== Your instructions ==
Please restate the following records word for word.

== Task inputs ==
- - -

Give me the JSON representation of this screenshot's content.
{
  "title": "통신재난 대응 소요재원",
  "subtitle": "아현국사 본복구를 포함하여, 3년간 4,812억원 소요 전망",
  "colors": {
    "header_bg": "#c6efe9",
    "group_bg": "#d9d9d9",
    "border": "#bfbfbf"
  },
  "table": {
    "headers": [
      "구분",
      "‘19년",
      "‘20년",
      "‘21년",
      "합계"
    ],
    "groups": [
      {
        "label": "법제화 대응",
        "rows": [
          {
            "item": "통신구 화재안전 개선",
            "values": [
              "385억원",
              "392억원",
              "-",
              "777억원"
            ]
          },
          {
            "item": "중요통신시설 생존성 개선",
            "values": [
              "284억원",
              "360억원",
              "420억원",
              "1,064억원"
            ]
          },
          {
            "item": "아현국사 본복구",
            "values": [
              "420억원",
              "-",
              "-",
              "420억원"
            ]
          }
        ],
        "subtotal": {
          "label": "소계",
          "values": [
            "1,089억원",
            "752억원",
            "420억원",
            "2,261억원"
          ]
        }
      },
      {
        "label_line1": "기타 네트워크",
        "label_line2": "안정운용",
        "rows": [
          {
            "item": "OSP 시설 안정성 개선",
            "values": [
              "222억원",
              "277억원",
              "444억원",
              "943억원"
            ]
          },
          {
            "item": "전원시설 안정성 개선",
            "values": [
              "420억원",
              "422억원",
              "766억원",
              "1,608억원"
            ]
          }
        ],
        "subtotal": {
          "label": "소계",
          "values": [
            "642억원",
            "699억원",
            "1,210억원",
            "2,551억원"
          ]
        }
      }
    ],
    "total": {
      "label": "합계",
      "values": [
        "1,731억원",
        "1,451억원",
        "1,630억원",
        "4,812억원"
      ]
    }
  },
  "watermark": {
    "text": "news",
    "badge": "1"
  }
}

- - -

== Task result ==
Give me the JSON representation of this screenshot's content.
{
  "title": "통신재난 대응 소요재원",
  "subtitle": "아현국사 본복구를 포함하여, 3년간 4,812억원 소요 전망",
  "colors": {
    "header_bg": "#c6efe9",
    "group_bg": "#d9d9d9",
    "border": "#bfbfbf"
  },
  "table": {
    "headers": [
      "구분",
      "‘19년",
      "‘20년",
      "‘21년",
      "합계"
    ],
    "groups": [
      {
        "label": "법제화 대응",
        "rows": [
          {
            "item": "통신구 화재안전 개선",
            "values": [
              "385억원",
              "392억원",
              "-",
              "777억원"
            ]
          },
          {
            "item": "중요통신시설 생존성 개선",
            "values": [
              "284억원",
              "360억원",
              "420억원",
              "1,064억원"
            ]
          },
          {
            "item": "아현국사 본복구",
            "values": [
              "420억원",
              "-",
              "-",
              "420억원"
            ]
          }
        ],
        "subtotal": {
          "label": "소계",
          "values": [
            "1,089억원",
            "752억원",
            "420억원",
            "2,261억원"
          ]
        }
      },
      {
        "label_line1": "기타 네트워크",
        "label_line2": "안정운용",
        "rows": [
          {
            "item": "OSP 시설 안정성 개선",
            "values": [
              "222억원",
              "277억원",
              "444억원",
              "943억원"
            ]
          },
          {
            "item": "전원시설 안정성 개선",
            "values": [
              "420억원",
              "422억원",
              "766억원",
              "1,608억원"
            ]
          }
        ],
        "subtotal": {
          "label": "소계",
          "values": [
            "642억원",
            "699억원",
            "1,210억원",
            "2,551억원"
          ]
        }
      }
    ],
    "total": {
      "label": "합계",
      "values": [
        "1,731억원",
        "1,451억원",
        "1,630억원",
        "4,812억원"
      ]
    }
  },
  "watermark": {
    "text": "news",
    "badge": "1"
  }
}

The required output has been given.